TASK DETAILS ::
Quote all of the data that follows exactly as written, skipping the images.

----- STORED ROWS -----

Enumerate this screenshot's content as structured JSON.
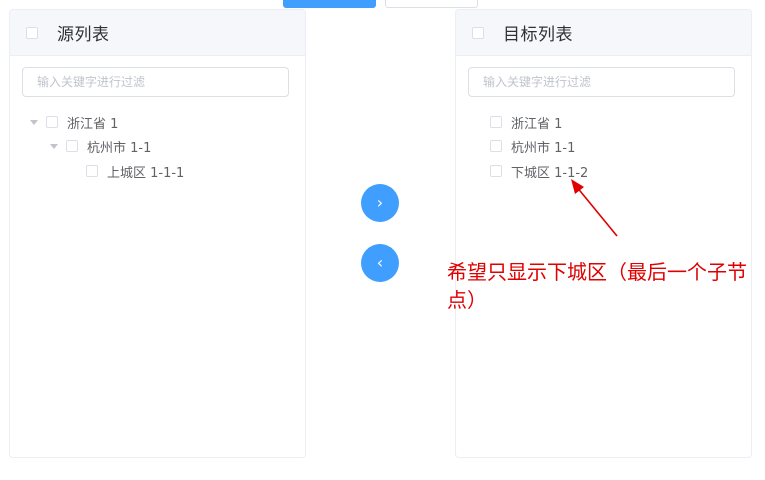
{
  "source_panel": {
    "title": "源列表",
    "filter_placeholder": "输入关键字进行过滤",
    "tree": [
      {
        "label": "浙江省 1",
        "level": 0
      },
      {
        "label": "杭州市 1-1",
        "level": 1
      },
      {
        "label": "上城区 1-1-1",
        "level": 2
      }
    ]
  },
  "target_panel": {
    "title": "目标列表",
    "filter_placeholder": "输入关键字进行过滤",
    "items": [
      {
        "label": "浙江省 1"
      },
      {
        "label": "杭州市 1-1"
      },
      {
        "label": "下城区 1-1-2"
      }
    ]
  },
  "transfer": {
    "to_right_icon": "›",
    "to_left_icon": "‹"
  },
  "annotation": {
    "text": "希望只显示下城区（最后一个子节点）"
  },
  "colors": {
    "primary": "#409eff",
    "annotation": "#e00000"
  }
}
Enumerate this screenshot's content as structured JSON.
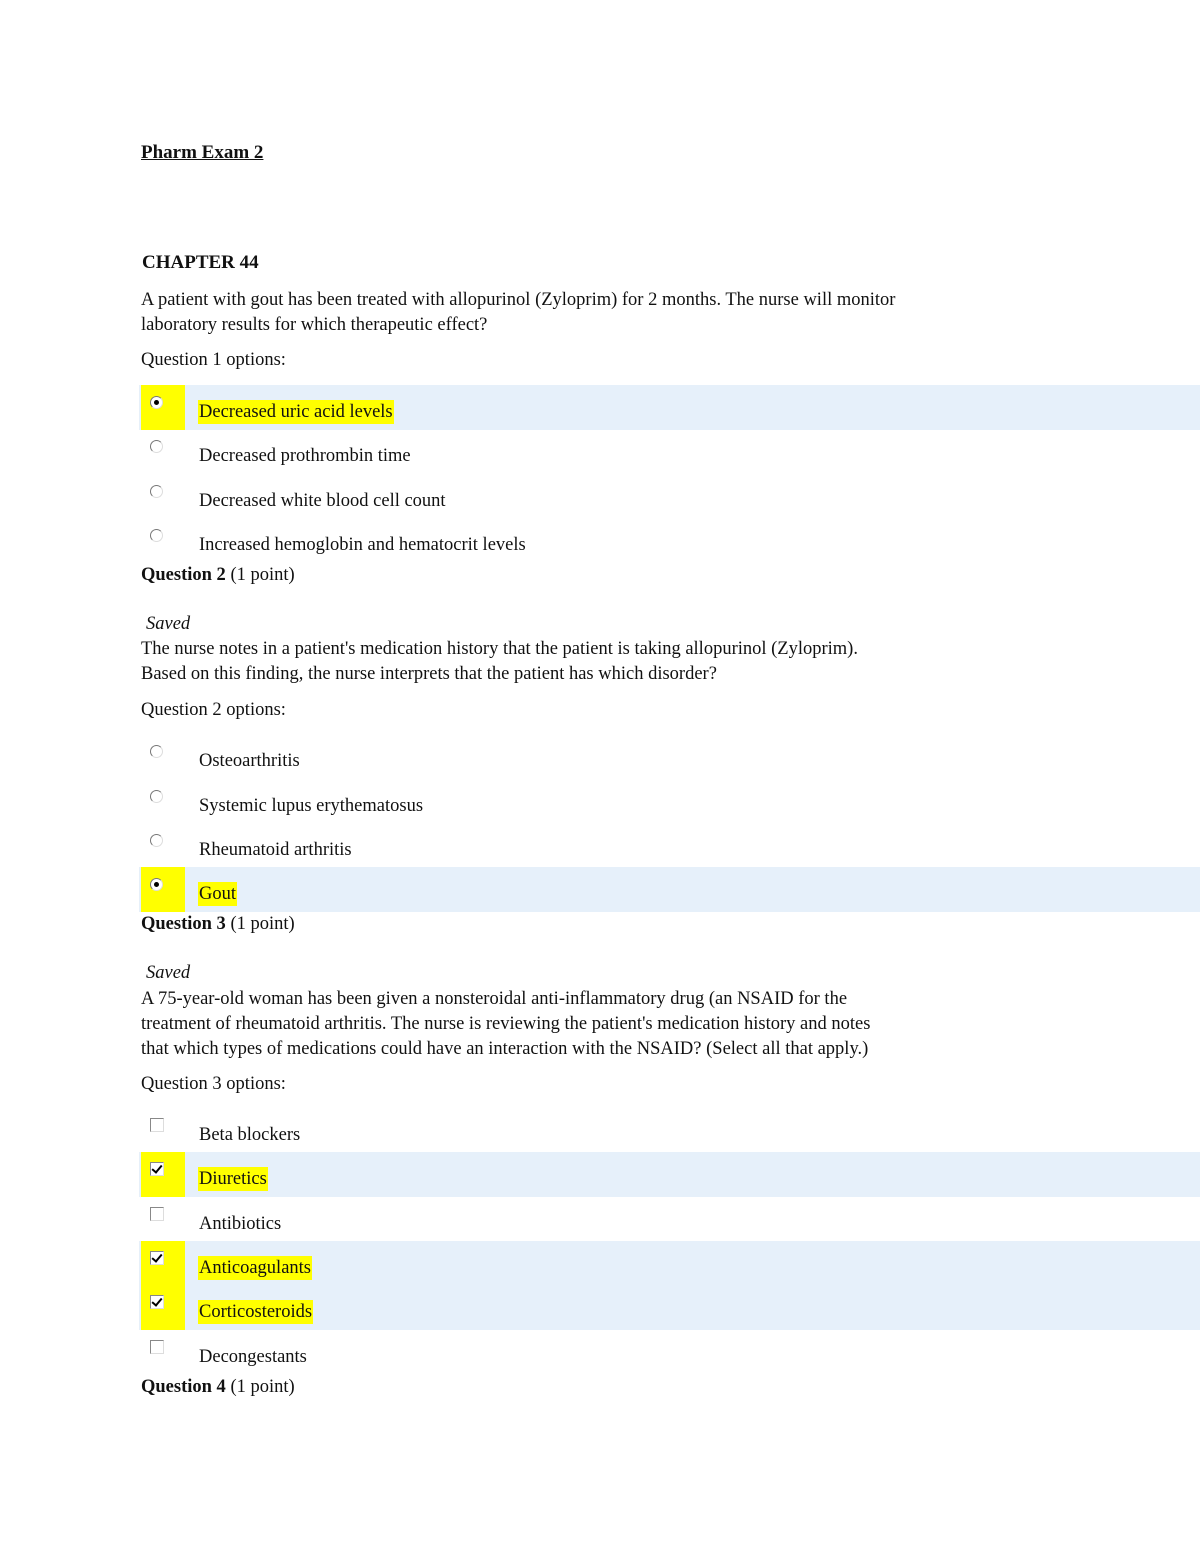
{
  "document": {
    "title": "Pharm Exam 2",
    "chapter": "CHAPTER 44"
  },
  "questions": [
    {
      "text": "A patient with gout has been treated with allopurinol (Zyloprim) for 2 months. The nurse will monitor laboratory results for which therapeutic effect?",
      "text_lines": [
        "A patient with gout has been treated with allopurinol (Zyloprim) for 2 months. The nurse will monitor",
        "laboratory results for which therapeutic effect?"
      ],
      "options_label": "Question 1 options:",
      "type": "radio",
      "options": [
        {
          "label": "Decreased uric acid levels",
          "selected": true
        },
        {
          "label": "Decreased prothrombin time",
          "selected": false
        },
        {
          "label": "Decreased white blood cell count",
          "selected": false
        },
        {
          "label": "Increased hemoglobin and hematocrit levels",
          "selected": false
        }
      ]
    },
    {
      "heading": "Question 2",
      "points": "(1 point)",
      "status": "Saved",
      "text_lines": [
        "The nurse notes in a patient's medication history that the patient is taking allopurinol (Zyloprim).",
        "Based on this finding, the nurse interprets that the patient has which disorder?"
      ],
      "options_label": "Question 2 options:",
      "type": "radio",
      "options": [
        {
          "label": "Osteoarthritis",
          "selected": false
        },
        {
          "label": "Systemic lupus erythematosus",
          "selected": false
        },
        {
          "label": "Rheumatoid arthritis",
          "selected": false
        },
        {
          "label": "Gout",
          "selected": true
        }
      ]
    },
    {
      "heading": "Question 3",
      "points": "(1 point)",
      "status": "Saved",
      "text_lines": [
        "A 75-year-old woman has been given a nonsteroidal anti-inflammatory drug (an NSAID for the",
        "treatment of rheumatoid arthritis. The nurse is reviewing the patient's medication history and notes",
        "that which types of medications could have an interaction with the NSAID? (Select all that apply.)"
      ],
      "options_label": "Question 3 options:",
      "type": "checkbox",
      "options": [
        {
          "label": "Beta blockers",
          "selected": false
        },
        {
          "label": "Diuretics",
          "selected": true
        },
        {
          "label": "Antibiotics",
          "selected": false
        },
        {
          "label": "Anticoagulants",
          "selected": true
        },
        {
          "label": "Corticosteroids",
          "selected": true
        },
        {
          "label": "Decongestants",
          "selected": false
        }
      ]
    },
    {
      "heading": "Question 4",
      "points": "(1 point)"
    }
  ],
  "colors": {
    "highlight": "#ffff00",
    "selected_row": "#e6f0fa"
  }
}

-----

ANSWER TO THIS TASK ::
Enumerate this screenshot's content as structured JSON.
{
  "source_panel": {
    "title": "源列表",
    "filter_placeholder": "输入关键字进行过滤",
    "tree": [
      {
        "label": "浙江省 1",
        "level": 0
      },
      {
        "label": "杭州市 1-1",
        "level": 1
      },
      {
        "label": "上城区 1-1-1",
        "level": 2
      }
    ]
  },
  "target_panel": {
    "title": "目标列表",
    "filter_placeholder": "输入关键字进行过滤",
    "items": [
      {
        "label": "浙江省 1"
      },
      {
        "label": "杭州市 1-1"
      },
      {
        "label": "下城区 1-1-2"
      }
    ]
  },
  "transfer": {
    "to_right_icon": "›",
    "to_left_icon": "‹"
  },
  "annotation": {
    "text": "希望只显示下城区（最后一个子节点）"
  },
  "colors": {
    "primary": "#409eff",
    "annotation": "#e00000"
  }
}
Enumerate this screenshot's content as structured JSON.
{
  "document": {
    "title": "Pharm Exam 2",
    "chapter": "CHAPTER 44"
  },
  "questions": [
    {
      "text": "A patient with gout has been treated with allopurinol (Zyloprim) for 2 months. The nurse will monitor laboratory results for which therapeutic effect?",
      "text_lines": [
        "A patient with gout has been treated with allopurinol (Zyloprim) for 2 months. The nurse will monitor",
        "laboratory results for which therapeutic effect?"
      ],
      "options_label": "Question 1 options:",
      "type": "radio",
      "options": [
        {
          "label": "Decreased uric acid levels",
          "selected": true
        },
        {
          "label": "Decreased prothrombin time",
          "selected": false
        },
        {
          "label": "Decreased white blood cell count",
          "selected": false
        },
        {
          "label": "Increased hemoglobin and hematocrit levels",
          "selected": false
        }
      ]
    },
    {
      "heading": "Question 2",
      "points": "(1 point)",
      "status": "Saved",
      "text_lines": [
        "The nurse notes in a patient's medication history that the patient is taking allopurinol (Zyloprim).",
        "Based on this finding, the nurse interprets that the patient has which disorder?"
      ],
      "options_label": "Question 2 options:",
      "type": "radio",
      "options": [
        {
          "label": "Osteoarthritis",
          "selected": false
        },
        {
          "label": "Systemic lupus erythematosus",
          "selected": false
        },
        {
          "label": "Rheumatoid arthritis",
          "selected": false
        },
        {
          "label": "Gout",
          "selected": true
        }
      ]
    },
    {
      "heading": "Question 3",
      "points": "(1 point)",
      "status": "Saved",
      "text_lines": [
        "A 75-year-old woman has been given a nonsteroidal anti-inflammatory drug (an NSAID for the",
        "treatment of rheumatoid arthritis. The nurse is reviewing the patient's medication history and notes",
        "that which types of medications could have an interaction with the NSAID? (Select all that apply.)"
      ],
      "options_label": "Question 3 options:",
      "type": "checkbox",
      "options": [
        {
          "label": "Beta blockers",
          "selected": false
        },
        {
          "label": "Diuretics",
          "selected": true
        },
        {
          "label": "Antibiotics",
          "selected": false
        },
        {
          "label": "Anticoagulants",
          "selected": true
        },
        {
          "label": "Corticosteroids",
          "selected": true
        },
        {
          "label": "Decongestants",
          "selected": false
        }
      ]
    },
    {
      "heading": "Question 4",
      "points": "(1 point)"
    }
  ],
  "colors": {
    "highlight": "#ffff00",
    "selected_row": "#e6f0fa"
  }
}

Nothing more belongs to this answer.